Stored data entries

----------

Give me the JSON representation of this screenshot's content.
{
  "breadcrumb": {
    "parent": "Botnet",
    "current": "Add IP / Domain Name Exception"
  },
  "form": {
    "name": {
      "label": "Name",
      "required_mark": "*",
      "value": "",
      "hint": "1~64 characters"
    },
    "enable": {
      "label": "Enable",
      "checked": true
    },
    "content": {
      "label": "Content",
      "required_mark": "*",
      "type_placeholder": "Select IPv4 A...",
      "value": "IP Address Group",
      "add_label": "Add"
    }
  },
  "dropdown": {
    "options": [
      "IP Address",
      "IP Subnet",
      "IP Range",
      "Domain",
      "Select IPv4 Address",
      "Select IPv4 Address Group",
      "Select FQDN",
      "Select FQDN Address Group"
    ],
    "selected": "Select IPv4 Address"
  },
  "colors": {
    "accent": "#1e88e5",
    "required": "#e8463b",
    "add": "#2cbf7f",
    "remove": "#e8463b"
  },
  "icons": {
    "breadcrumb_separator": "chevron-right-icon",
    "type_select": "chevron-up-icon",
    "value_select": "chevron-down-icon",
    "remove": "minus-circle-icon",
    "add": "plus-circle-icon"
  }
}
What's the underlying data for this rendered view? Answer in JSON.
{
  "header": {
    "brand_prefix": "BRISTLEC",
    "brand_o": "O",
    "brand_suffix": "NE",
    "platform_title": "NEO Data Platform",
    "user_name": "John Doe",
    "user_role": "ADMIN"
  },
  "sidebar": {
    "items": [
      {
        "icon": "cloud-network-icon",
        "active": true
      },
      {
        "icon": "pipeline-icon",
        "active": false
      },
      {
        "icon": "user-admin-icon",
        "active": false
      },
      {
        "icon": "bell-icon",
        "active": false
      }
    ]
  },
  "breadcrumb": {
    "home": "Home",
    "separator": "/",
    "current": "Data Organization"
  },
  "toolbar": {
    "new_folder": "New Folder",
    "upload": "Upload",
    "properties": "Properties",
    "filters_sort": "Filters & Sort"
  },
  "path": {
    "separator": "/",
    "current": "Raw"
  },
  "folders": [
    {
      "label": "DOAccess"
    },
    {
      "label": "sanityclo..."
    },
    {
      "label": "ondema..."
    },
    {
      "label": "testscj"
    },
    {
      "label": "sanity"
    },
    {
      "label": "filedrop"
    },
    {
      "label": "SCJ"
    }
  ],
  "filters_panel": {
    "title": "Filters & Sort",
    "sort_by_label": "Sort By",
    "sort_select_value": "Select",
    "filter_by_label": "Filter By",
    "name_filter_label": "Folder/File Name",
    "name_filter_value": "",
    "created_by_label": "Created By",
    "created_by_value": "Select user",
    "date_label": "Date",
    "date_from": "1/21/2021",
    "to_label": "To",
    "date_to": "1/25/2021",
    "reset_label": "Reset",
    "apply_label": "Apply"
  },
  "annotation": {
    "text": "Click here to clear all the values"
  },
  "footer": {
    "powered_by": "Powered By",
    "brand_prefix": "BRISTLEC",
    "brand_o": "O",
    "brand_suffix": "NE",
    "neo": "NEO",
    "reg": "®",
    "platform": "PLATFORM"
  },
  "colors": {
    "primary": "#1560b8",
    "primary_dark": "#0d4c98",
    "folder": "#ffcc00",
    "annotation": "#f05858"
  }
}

----------

**GIVEN INSTRUCTION**
Make an exact copy of the listing, including every line.

**TASK SOLUTION**
Give me the JSON representation of this screenshot's content.
{
  "breadcrumb": {
    "parent": "Botnet",
    "current": "Add IP / Domain Name Exception"
  },
  "form": {
    "name": {
      "label": "Name",
      "required_mark": "*",
      "value": "",
      "hint": "1~64 characters"
    },
    "enable": {
      "label": "Enable",
      "checked": true
    },
    "content": {
      "label": "Content",
      "required_mark": "*",
      "type_placeholder": "Select IPv4 A...",
      "value": "IP Address Group",
      "add_label": "Add"
    }
  },
  "dropdown": {
    "options": [
      "IP Address",
      "IP Subnet",
      "IP Range",
      "Domain",
      "Select IPv4 Address",
      "Select IPv4 Address Group",
      "Select FQDN",
      "Select FQDN Address Group"
    ],
    "selected": "Select IPv4 Address"
  },
  "colors": {
    "accent": "#1e88e5",
    "required": "#e8463b",
    "add": "#2cbf7f",
    "remove": "#e8463b"
  },
  "icons": {
    "breadcrumb_separator": "chevron-right-icon",
    "type_select": "chevron-up-icon",
    "value_select": "chevron-down-icon",
    "remove": "minus-circle-icon",
    "add": "plus-circle-icon"
  }
}
What's the underlying data for this rendered view? Answer in JSON.
{
  "header": {
    "brand_prefix": "BRISTLEC",
    "brand_o": "O",
    "brand_suffix": "NE",
    "platform_title": "NEO Data Platform",
    "user_name": "John Doe",
    "user_role": "ADMIN"
  },
  "sidebar": {
    "items": [
      {
        "icon": "cloud-network-icon",
        "active": true
      },
      {
        "icon": "pipeline-icon",
        "active": false
      },
      {
        "icon": "user-admin-icon",
        "active": false
      },
      {
        "icon": "bell-icon",
        "active": false
      }
    ]
  },
  "breadcrumb": {
    "home": "Home",
    "separator": "/",
    "current": "Data Organization"
  },
  "toolbar": {
    "new_folder": "New Folder",
    "upload": "Upload",
    "properties": "Properties",
    "filters_sort": "Filters & Sort"
  },
  "path": {
    "separator": "/",
    "current": "Raw"
  },
  "folders": [
    {
      "label": "DOAccess"
    },
    {
      "label": "sanityclo..."
    },
    {
      "label": "ondema..."
    },
    {
      "label": "testscj"
    },
    {
      "label": "sanity"
    },
    {
      "label": "filedrop"
    },
    {
      "label": "SCJ"
    }
  ],
  "filters_panel": {
    "title": "Filters & Sort",
    "sort_by_label": "Sort By",
    "sort_select_value": "Select",
    "filter_by_label": "Filter By",
    "name_filter_label": "Folder/File Name",
    "name_filter_value": "",
    "created_by_label": "Created By",
    "created_by_value": "Select user",
    "date_label": "Date",
    "date_from": "1/21/2021",
    "to_label": "To",
    "date_to": "1/25/2021",
    "reset_label": "Reset",
    "apply_label": "Apply"
  },
  "annotation": {
    "text": "Click here to clear all the values"
  },
  "footer": {
    "powered_by": "Powered By",
    "brand_prefix": "BRISTLEC",
    "brand_o": "O",
    "brand_suffix": "NE",
    "neo": "NEO",
    "reg": "®",
    "platform": "PLATFORM"
  },
  "colors": {
    "primary": "#1560b8",
    "primary_dark": "#0d4c98",
    "folder": "#ffcc00",
    "annotation": "#f05858"
  }
}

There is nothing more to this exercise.